Exercise aim:
Collect each line of the records containing the string "charakterystyki".

(Collection entries)
^^^^^^^^^^^^^^^^

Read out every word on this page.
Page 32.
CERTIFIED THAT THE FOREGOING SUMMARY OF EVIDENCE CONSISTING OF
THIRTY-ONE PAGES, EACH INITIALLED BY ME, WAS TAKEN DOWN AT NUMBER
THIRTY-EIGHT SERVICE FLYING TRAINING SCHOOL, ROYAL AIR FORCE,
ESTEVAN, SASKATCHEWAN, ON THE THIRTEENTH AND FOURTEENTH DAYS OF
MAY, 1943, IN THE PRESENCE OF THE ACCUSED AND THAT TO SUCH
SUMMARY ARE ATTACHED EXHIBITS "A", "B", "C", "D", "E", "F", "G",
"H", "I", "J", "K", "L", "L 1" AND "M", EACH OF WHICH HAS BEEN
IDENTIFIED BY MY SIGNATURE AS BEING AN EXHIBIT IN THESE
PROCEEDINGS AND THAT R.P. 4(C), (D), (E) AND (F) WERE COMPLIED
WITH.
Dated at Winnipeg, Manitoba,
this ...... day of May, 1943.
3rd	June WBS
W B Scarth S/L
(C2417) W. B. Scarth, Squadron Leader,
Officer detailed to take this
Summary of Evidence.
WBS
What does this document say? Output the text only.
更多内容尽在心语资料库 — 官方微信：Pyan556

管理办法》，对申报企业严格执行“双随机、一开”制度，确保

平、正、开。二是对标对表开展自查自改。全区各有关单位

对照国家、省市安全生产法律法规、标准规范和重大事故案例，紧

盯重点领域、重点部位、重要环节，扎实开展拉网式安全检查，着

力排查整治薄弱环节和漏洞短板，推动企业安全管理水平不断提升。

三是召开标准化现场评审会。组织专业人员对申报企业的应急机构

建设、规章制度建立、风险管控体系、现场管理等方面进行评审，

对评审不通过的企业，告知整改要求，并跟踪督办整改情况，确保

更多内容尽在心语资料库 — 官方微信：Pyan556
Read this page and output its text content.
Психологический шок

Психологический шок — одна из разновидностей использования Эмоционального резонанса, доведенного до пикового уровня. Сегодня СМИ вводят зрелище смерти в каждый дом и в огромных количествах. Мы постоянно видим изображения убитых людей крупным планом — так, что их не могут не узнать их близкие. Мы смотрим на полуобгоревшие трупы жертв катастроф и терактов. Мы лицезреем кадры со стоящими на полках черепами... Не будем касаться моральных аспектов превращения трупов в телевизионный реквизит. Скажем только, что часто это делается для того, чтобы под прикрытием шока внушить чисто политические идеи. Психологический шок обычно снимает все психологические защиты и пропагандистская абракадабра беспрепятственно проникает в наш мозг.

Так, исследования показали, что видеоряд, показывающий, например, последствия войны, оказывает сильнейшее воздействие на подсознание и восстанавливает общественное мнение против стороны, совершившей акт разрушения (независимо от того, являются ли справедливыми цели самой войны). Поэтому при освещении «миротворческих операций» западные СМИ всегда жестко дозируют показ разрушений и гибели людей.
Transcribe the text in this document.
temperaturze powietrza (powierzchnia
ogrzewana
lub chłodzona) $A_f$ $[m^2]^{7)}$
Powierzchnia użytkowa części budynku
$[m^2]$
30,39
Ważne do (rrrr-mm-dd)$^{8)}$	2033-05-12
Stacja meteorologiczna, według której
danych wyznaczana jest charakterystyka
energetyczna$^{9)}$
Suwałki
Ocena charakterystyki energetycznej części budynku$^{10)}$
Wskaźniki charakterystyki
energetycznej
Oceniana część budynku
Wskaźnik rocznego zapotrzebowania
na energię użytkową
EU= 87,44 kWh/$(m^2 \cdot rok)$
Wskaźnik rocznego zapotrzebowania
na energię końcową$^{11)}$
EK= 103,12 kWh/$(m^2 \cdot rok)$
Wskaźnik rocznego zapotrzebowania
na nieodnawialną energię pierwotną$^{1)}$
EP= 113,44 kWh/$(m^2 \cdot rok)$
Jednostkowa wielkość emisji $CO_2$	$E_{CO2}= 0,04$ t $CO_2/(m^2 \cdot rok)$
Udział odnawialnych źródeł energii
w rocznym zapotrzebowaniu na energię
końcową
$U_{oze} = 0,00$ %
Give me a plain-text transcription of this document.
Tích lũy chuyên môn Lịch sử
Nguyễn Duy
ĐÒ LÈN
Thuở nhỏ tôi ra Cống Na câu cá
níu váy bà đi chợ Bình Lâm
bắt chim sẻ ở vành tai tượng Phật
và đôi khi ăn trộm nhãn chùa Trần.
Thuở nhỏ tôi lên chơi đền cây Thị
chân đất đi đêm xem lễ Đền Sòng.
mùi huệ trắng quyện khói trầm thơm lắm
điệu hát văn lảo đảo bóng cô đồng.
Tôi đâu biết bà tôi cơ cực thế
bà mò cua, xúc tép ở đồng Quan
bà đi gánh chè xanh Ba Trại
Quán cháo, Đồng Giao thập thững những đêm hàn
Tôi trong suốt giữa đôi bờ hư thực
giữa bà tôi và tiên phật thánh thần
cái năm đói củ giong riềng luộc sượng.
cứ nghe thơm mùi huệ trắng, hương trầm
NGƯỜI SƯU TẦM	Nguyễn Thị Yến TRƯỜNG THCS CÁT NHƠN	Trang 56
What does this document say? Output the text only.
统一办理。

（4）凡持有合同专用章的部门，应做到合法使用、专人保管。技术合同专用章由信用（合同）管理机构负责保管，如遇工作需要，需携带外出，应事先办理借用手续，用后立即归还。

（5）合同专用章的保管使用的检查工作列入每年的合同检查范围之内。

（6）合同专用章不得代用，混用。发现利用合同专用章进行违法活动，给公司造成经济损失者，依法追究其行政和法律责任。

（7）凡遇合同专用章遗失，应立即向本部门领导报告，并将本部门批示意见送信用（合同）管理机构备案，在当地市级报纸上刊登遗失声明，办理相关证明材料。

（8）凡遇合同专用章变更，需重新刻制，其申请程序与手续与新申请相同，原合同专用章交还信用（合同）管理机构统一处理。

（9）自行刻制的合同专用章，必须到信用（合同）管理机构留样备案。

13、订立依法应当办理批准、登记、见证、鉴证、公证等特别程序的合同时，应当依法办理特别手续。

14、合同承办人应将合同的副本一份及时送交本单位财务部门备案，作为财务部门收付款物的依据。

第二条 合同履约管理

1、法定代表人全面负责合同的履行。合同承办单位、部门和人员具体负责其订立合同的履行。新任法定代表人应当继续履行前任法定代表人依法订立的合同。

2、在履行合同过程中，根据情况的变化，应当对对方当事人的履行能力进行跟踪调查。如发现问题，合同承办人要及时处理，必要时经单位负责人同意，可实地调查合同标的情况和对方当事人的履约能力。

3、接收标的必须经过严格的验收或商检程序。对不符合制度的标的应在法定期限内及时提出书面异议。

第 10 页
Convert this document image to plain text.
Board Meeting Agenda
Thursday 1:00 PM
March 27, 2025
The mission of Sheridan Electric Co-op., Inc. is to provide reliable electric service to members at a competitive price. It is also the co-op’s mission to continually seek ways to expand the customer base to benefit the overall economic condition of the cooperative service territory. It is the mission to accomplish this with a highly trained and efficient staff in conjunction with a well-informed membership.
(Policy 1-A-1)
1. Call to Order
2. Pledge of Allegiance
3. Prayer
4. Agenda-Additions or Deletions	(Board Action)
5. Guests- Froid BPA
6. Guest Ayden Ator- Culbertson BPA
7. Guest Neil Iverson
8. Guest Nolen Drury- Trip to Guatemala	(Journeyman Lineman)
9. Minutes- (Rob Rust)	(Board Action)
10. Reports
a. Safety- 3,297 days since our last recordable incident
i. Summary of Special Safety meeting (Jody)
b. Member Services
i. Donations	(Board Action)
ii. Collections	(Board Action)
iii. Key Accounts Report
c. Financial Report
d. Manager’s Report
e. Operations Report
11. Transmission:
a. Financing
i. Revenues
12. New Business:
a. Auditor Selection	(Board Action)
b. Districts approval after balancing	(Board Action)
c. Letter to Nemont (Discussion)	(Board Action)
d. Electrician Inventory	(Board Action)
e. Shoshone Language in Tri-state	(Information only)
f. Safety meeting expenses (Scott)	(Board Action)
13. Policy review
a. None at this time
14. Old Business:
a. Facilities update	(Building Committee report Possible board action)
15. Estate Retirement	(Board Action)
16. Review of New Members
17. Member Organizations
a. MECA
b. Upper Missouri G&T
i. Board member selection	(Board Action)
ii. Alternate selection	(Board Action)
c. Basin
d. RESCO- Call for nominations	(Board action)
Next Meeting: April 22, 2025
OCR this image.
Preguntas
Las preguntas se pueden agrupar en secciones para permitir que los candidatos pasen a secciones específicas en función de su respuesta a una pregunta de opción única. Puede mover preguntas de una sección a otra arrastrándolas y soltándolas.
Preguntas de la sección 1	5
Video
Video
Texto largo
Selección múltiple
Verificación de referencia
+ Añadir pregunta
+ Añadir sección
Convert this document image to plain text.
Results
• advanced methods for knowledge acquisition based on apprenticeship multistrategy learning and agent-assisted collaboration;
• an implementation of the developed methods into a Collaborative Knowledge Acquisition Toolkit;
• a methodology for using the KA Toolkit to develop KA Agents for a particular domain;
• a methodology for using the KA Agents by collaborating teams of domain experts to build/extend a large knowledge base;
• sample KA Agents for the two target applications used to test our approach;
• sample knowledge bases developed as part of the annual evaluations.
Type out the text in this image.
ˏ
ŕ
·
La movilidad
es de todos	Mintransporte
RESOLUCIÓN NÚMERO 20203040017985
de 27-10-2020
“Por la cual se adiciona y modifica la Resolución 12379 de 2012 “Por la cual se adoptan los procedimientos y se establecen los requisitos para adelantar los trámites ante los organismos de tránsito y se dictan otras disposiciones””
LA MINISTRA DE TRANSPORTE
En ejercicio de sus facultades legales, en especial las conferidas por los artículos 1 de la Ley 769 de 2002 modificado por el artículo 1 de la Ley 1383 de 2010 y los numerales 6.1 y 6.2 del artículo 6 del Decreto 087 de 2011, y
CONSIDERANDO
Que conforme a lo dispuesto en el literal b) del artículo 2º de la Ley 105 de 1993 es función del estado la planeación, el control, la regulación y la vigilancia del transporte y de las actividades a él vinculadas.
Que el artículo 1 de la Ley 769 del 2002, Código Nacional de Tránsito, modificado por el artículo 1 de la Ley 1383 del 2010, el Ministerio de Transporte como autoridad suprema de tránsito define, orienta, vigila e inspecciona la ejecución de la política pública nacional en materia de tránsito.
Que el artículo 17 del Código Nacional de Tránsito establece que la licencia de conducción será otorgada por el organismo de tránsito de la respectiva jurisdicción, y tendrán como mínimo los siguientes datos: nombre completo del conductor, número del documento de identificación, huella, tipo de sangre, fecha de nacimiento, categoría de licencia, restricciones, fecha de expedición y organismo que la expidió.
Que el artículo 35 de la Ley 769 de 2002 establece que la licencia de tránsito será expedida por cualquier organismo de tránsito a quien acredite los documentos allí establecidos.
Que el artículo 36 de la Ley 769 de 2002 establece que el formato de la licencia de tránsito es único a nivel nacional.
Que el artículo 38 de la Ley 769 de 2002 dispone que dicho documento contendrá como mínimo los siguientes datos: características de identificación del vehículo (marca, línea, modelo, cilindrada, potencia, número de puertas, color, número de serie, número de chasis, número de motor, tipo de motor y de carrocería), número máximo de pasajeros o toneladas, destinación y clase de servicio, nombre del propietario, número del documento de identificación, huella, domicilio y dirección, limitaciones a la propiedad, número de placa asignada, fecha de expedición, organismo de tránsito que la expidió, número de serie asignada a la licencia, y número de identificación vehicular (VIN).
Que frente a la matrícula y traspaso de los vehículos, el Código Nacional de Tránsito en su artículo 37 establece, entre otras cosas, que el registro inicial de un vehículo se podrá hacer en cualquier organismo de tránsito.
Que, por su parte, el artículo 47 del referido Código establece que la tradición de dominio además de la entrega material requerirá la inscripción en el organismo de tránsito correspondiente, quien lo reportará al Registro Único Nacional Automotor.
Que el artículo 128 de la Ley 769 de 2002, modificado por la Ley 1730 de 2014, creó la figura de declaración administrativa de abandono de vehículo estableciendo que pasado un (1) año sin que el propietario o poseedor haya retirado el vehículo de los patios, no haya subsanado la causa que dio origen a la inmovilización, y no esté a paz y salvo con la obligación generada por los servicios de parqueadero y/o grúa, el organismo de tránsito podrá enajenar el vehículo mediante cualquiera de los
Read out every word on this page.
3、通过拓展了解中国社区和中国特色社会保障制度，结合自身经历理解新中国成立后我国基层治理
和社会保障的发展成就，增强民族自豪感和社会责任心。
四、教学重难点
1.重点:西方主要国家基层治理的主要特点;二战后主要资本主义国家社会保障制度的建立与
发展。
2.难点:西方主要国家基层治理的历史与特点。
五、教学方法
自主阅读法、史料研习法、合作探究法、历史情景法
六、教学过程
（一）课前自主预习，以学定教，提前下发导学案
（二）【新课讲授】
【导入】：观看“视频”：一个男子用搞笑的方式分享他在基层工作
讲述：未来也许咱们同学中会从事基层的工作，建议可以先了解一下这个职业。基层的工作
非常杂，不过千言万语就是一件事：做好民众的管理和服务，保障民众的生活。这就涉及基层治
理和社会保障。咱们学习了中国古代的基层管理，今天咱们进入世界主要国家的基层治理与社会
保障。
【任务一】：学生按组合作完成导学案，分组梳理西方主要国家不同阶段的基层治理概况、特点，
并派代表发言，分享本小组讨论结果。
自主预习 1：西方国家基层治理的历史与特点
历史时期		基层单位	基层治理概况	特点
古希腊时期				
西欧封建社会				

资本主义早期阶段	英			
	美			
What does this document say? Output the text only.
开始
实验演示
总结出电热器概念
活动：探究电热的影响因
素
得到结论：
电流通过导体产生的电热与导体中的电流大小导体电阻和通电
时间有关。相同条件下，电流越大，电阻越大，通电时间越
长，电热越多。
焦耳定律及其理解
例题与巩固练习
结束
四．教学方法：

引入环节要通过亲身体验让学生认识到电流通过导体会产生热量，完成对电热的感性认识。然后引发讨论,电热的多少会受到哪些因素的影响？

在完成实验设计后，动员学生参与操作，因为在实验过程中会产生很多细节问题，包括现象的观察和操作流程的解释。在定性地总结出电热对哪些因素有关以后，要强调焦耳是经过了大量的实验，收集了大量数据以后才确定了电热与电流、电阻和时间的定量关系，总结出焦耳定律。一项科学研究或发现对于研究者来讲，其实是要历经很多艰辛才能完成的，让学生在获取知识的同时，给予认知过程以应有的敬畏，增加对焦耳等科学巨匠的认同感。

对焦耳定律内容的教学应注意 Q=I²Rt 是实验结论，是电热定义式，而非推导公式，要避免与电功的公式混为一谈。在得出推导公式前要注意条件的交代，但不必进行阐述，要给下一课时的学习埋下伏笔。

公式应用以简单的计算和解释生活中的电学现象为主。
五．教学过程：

^^^^^^^^^^^^^^^^

Answer to this task:
Ocena charakterystyki energetycznej części budynku$^{10)}$
Wskaźniki charakterystyki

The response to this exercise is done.